▶ Available records
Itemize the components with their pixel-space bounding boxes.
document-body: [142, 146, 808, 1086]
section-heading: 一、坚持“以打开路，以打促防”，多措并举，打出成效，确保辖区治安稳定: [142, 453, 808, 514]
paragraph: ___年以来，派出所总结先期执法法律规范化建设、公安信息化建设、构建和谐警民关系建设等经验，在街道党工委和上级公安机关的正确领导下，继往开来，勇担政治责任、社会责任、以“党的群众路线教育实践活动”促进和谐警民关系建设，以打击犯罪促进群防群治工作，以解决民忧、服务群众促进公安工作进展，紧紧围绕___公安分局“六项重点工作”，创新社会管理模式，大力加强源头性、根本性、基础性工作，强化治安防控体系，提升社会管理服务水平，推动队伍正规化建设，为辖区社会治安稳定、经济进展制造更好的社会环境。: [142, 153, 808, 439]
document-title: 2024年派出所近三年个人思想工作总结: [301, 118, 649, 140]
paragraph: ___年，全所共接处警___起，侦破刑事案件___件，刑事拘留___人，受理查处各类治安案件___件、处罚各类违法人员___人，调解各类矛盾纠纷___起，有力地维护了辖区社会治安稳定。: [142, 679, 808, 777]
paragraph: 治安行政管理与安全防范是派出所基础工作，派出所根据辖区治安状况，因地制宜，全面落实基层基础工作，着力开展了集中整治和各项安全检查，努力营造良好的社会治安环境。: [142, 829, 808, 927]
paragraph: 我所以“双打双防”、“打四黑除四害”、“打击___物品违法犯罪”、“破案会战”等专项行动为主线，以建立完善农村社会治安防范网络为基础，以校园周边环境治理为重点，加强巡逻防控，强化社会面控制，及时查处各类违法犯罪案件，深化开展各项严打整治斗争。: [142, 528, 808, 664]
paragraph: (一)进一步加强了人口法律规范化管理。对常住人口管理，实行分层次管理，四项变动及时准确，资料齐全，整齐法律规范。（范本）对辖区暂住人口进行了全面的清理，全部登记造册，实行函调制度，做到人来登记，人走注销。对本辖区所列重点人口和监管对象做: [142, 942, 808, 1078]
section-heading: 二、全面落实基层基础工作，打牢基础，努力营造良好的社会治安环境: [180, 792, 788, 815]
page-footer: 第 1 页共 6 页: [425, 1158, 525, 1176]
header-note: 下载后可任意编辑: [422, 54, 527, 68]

▶ Problem to work on
Set out every line of the records above as a Markdown table with the columns Row and Text, numbering each line and leaving out blank lines.

▶ Output of the task
| Row | Text |
|---|---|
| 1 | Itemize the components with their pixel-space bounding boxes. |
| 2 | document-body: [142, 146, 808, 1086] |
| 3 | section-heading: 一、坚持“以打开路，以打促防”，多措并举，打出成效，确保辖区治安稳定: [142, 453, 808, 514] |
| 4 | paragraph: ___年以来，派出所总结先期执法法律规范化建设、公安信息化建设、构建和谐警民关系建设等经验，在街道党工委和上级公安机关的正确领导下，继往开来，勇担政治责任、社会责任、以“党的群众路线教育实践活动”促进和谐警民关系建设，以打击犯罪促进群防群治工作，以解决民忧、服务群众促进公安工作进展，紧紧围绕___公安分局“六项重点工作”，创新社会管理模式，大力加强源头性、根本性、基础性工作，强化治安防控体系，提升社会管理服务水平，推动队伍正规化建设，为辖区社会治安稳定、经济进展制造更好的社会环境。: [142, 153, 808, 439] |
| 5 | document-title: 2024年派出所近三年个人思想工作总结: [301, 118, 649, 140] |
| 6 | paragraph: ___年，全所共接处警___起，侦破刑事案件___件，刑事拘留___人，受理查处各类治安案件___件、处罚各类违法人员___人，调解各类矛盾纠纷___起，有力地维护了辖区社会治安稳定。: [142, 679, 808, 777] |
| 7 | paragraph: 治安行政管理与安全防范是派出所基础工作，派出所根据辖区治安状况，因地制宜，全面落实基层基础工作，着力开展了集中整治和各项安全检查，努力营造良好的社会治安环境。: [142, 829, 808, 927] |
| 8 | paragraph: 我所以“双打双防”、“打四黑除四害”、“打击___物品违法犯罪”、“破案会战”等专项行动为主线，以建立完善农村社会治安防范网络为基础，以校园周边环境治理为重点，加强巡逻防控，强化社会面控制，及时查处各类违法犯罪案件，深化开展各项严打整治斗争。: [142, 528, 808, 664] |
| 9 | paragraph: (一)进一步加强了人口法律规范化管理。对常住人口管理，实行分层次管理，四项变动及时准确，资料齐全，整齐法律规范。（范本）对辖区暂住人口进行了全面的清理，全部登记造册，实行函调制度，做到人来登记，人走注销。对本辖区所列重点人口和监管对象做: [142, 942, 808, 1078] |
| 10 | section-heading: 二、全面落实基层基础工作，打牢基础，努力营造良好的社会治安环境: [180, 792, 788, 815] |
| 11 | page-footer: 第 1 页共 6 页: [425, 1158, 525, 1176] |
| 12 | header-note: 下载后可任意编辑: [422, 54, 527, 68] |